Items from a data source
··········
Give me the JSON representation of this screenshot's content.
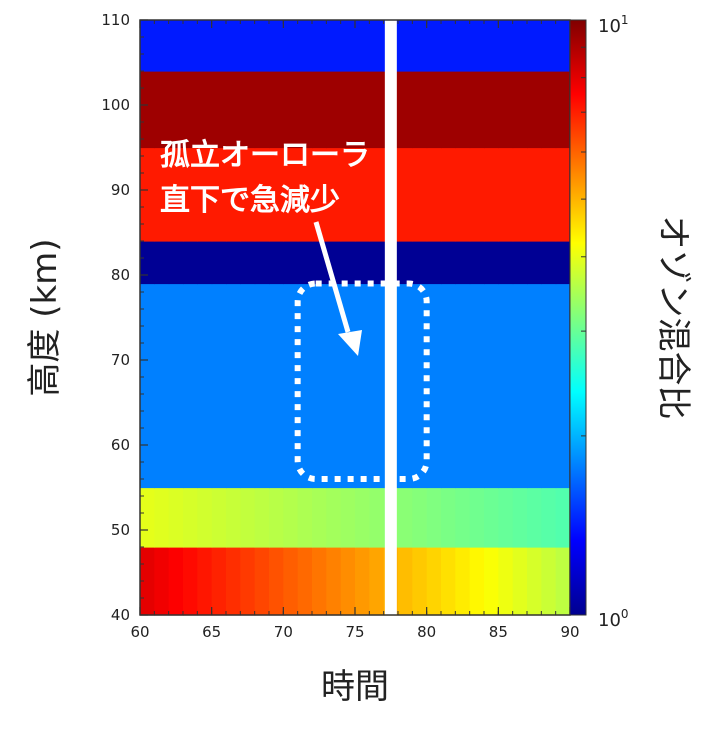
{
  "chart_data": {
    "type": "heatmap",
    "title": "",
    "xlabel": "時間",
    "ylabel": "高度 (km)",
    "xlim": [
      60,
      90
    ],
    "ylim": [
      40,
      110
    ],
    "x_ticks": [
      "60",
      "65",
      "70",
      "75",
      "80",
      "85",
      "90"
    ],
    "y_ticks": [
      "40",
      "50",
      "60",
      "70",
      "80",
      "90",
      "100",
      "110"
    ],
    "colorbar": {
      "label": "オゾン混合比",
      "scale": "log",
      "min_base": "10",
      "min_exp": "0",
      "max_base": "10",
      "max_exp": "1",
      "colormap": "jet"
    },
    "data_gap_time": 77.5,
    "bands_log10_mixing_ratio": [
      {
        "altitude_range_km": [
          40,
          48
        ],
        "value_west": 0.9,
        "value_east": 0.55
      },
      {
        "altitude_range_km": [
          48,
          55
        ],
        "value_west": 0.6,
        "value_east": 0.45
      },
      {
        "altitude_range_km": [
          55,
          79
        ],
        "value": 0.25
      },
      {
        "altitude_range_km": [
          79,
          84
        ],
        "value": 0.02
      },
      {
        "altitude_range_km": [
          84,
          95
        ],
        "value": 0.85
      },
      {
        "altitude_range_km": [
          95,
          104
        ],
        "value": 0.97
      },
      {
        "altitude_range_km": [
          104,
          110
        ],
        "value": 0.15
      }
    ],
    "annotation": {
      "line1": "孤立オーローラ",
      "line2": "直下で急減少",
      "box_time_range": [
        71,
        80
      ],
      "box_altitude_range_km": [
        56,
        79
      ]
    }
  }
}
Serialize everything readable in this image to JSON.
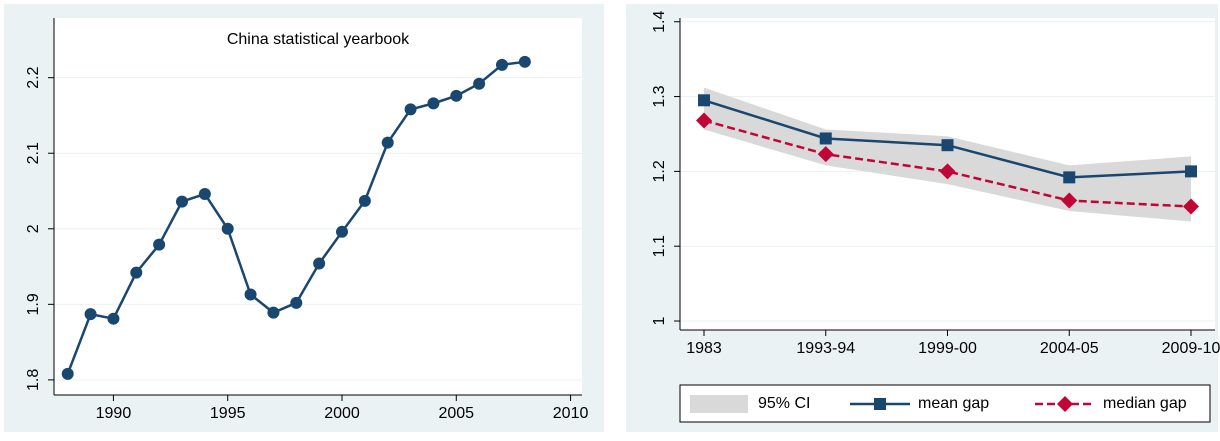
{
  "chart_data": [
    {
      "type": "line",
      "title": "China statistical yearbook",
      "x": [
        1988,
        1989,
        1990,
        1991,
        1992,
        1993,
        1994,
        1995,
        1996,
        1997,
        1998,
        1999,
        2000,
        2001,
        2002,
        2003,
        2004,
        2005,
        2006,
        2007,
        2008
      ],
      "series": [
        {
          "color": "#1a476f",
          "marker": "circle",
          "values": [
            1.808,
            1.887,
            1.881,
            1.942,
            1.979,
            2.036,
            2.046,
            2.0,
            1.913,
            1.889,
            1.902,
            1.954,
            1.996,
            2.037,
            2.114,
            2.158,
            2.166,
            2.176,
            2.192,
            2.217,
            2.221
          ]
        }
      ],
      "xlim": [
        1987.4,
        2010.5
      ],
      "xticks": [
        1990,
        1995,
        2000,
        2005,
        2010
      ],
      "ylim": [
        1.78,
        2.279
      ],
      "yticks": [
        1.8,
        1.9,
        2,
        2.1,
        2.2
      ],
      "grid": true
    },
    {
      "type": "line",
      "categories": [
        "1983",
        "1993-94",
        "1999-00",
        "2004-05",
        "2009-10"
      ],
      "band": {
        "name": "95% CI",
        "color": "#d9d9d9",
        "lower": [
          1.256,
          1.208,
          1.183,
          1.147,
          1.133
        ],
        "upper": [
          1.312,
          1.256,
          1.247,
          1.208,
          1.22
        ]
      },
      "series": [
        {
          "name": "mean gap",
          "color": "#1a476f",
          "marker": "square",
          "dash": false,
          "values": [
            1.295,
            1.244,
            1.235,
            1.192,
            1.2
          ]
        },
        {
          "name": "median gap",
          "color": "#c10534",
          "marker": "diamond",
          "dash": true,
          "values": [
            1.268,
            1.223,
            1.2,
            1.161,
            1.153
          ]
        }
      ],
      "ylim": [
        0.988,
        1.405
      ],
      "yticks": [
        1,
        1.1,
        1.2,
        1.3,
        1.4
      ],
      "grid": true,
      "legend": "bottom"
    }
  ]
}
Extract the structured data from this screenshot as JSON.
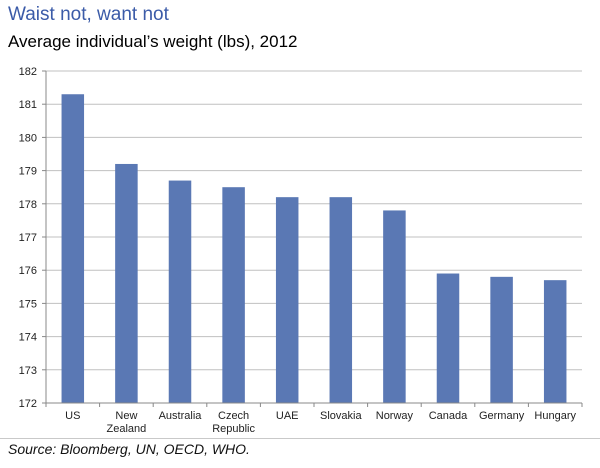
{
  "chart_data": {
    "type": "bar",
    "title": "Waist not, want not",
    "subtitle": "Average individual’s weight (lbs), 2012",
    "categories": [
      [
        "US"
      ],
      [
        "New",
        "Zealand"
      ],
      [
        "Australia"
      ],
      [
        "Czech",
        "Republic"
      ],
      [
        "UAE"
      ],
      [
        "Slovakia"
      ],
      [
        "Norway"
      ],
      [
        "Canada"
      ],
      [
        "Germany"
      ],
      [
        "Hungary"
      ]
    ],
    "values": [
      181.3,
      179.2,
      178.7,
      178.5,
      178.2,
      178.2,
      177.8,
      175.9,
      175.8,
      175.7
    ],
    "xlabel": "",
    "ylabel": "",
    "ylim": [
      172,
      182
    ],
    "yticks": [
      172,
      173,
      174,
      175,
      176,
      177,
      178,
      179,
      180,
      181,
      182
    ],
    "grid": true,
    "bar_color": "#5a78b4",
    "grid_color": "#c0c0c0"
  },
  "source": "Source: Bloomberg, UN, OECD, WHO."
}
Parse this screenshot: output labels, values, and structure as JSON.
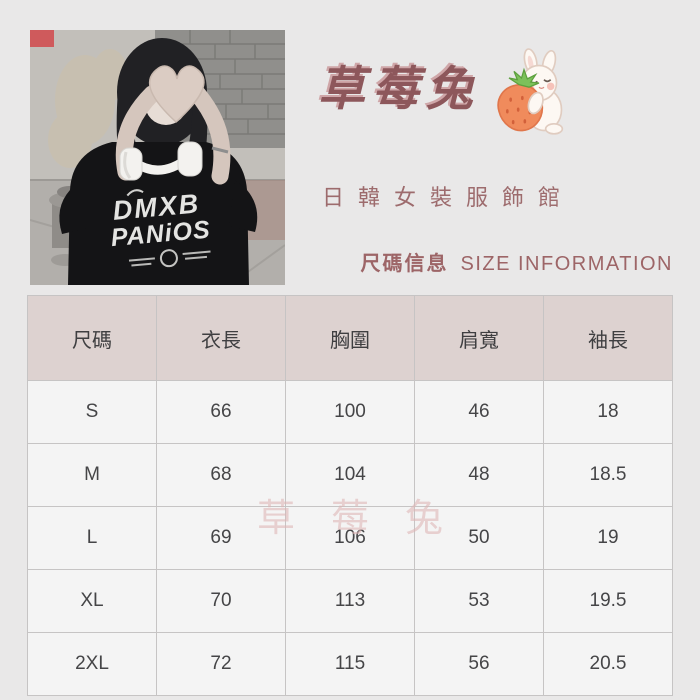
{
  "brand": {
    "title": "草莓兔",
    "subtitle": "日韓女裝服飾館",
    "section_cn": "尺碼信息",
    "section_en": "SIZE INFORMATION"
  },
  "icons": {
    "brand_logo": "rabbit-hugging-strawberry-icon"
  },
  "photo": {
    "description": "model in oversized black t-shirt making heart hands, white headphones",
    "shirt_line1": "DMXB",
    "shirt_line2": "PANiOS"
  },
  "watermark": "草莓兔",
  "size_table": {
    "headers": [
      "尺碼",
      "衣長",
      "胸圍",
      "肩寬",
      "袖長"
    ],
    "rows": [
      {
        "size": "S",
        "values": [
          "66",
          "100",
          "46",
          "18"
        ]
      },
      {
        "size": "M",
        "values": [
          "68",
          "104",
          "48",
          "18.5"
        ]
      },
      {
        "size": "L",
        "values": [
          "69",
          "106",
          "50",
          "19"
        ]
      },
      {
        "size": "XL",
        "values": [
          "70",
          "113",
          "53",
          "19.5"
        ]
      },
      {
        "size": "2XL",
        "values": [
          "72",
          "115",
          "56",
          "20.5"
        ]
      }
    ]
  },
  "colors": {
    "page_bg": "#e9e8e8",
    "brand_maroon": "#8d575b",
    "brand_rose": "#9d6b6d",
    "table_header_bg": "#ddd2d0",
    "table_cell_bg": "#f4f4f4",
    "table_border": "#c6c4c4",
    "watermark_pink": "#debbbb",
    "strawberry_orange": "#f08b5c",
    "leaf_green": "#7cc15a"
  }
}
··········
▶ Written task: Transcribe the material as is, with images omitted.

▶ The completed task:
Give me the JSON representation of this screenshot's content.
{
  "chart_data": {
    "type": "heatmap",
    "title": "",
    "xlabel": "時間",
    "ylabel": "高度 (km)",
    "xlim": [
      60,
      90
    ],
    "ylim": [
      40,
      110
    ],
    "x_ticks": [
      "60",
      "65",
      "70",
      "75",
      "80",
      "85",
      "90"
    ],
    "y_ticks": [
      "40",
      "50",
      "60",
      "70",
      "80",
      "90",
      "100",
      "110"
    ],
    "colorbar": {
      "label": "オゾン混合比",
      "scale": "log",
      "min_base": "10",
      "min_exp": "0",
      "max_base": "10",
      "max_exp": "1",
      "colormap": "jet"
    },
    "data_gap_time": 77.5,
    "bands_log10_mixing_ratio": [
      {
        "altitude_range_km": [
          40,
          48
        ],
        "value_west": 0.9,
        "value_east": 0.55
      },
      {
        "altitude_range_km": [
          48,
          55
        ],
        "value_west": 0.6,
        "value_east": 0.45
      },
      {
        "altitude_range_km": [
          55,
          79
        ],
        "value": 0.25
      },
      {
        "altitude_range_km": [
          79,
          84
        ],
        "value": 0.02
      },
      {
        "altitude_range_km": [
          84,
          95
        ],
        "value": 0.85
      },
      {
        "altitude_range_km": [
          95,
          104
        ],
        "value": 0.97
      },
      {
        "altitude_range_km": [
          104,
          110
        ],
        "value": 0.15
      }
    ],
    "annotation": {
      "line1": "孤立オーローラ",
      "line2": "直下で急減少",
      "box_time_range": [
        71,
        80
      ],
      "box_altitude_range_km": [
        56,
        79
      ]
    }
  }
}
Serialize everything readable in this image to JSON.
{
  "chart_data": [
    {
      "type": "line",
      "title": "China statistical yearbook",
      "x": [
        1988,
        1989,
        1990,
        1991,
        1992,
        1993,
        1994,
        1995,
        1996,
        1997,
        1998,
        1999,
        2000,
        2001,
        2002,
        2003,
        2004,
        2005,
        2006,
        2007,
        2008
      ],
      "series": [
        {
          "color": "#1a476f",
          "marker": "circle",
          "values": [
            1.808,
            1.887,
            1.881,
            1.942,
            1.979,
            2.036,
            2.046,
            2.0,
            1.913,
            1.889,
            1.902,
            1.954,
            1.996,
            2.037,
            2.114,
            2.158,
            2.166,
            2.176,
            2.192,
            2.217,
            2.221
          ]
        }
      ],
      "xlim": [
        1987.4,
        2010.5
      ],
      "xticks": [
        1990,
        1995,
        2000,
        2005,
        2010
      ],
      "ylim": [
        1.78,
        2.279
      ],
      "yticks": [
        1.8,
        1.9,
        2,
        2.1,
        2.2
      ],
      "grid": true
    },
    {
      "type": "line",
      "categories": [
        "1983",
        "1993-94",
        "1999-00",
        "2004-05",
        "2009-10"
      ],
      "band": {
        "name": "95% CI",
        "color": "#d9d9d9",
        "lower": [
          1.256,
          1.208,
          1.183,
          1.147,
          1.133
        ],
        "upper": [
          1.312,
          1.256,
          1.247,
          1.208,
          1.22
        ]
      },
      "series": [
        {
          "name": "mean gap",
          "color": "#1a476f",
          "marker": "square",
          "dash": false,
          "values": [
            1.295,
            1.244,
            1.235,
            1.192,
            1.2
          ]
        },
        {
          "name": "median gap",
          "color": "#c10534",
          "marker": "diamond",
          "dash": true,
          "values": [
            1.268,
            1.223,
            1.2,
            1.161,
            1.153
          ]
        }
      ],
      "ylim": [
        0.988,
        1.405
      ],
      "yticks": [
        1,
        1.1,
        1.2,
        1.3,
        1.4
      ],
      "grid": true,
      "legend": "bottom"
    }
  ]
}
Extract the structured data from this screenshot as JSON.
{
  "chart_data": {
    "type": "bar",
    "title": "Waist not, want not",
    "subtitle": "Average individual’s weight (lbs), 2012",
    "categories": [
      [
        "US"
      ],
      [
        "New",
        "Zealand"
      ],
      [
        "Australia"
      ],
      [
        "Czech",
        "Republic"
      ],
      [
        "UAE"
      ],
      [
        "Slovakia"
      ],
      [
        "Norway"
      ],
      [
        "Canada"
      ],
      [
        "Germany"
      ],
      [
        "Hungary"
      ]
    ],
    "values": [
      181.3,
      179.2,
      178.7,
      178.5,
      178.2,
      178.2,
      177.8,
      175.9,
      175.8,
      175.7
    ],
    "xlabel": "",
    "ylabel": "",
    "ylim": [
      172,
      182
    ],
    "yticks": [
      172,
      173,
      174,
      175,
      176,
      177,
      178,
      179,
      180,
      181,
      182
    ],
    "grid": true,
    "bar_color": "#5a78b4",
    "grid_color": "#c0c0c0"
  },
  "source": "Source: Bloomberg, UN, OECD, WHO."
}
Parse this screenshot: output labels, values, and structure as JSON.
{
  "brand": {
    "title": "草莓兔",
    "subtitle": "日韓女裝服飾館",
    "section_cn": "尺碼信息",
    "section_en": "SIZE INFORMATION"
  },
  "icons": {
    "brand_logo": "rabbit-hugging-strawberry-icon"
  },
  "photo": {
    "description": "model in oversized black t-shirt making heart hands, white headphones",
    "shirt_line1": "DMXB",
    "shirt_line2": "PANiOS"
  },
  "watermark": "草莓兔",
  "size_table": {
    "headers": [
      "尺碼",
      "衣長",
      "胸圍",
      "肩寬",
      "袖長"
    ],
    "rows": [
      {
        "size": "S",
        "values": [
          "66",
          "100",
          "46",
          "18"
        ]
      },
      {
        "size": "M",
        "values": [
          "68",
          "104",
          "48",
          "18.5"
        ]
      },
      {
        "size": "L",
        "values": [
          "69",
          "106",
          "50",
          "19"
        ]
      },
      {
        "size": "XL",
        "values": [
          "70",
          "113",
          "53",
          "19.5"
        ]
      },
      {
        "size": "2XL",
        "values": [
          "72",
          "115",
          "56",
          "20.5"
        ]
      }
    ]
  },
  "colors": {
    "page_bg": "#e9e8e8",
    "brand_maroon": "#8d575b",
    "brand_rose": "#9d6b6d",
    "table_header_bg": "#ddd2d0",
    "table_cell_bg": "#f4f4f4",
    "table_border": "#c6c4c4",
    "watermark_pink": "#debbbb",
    "strawberry_orange": "#f08b5c",
    "leaf_green": "#7cc15a"
  }
}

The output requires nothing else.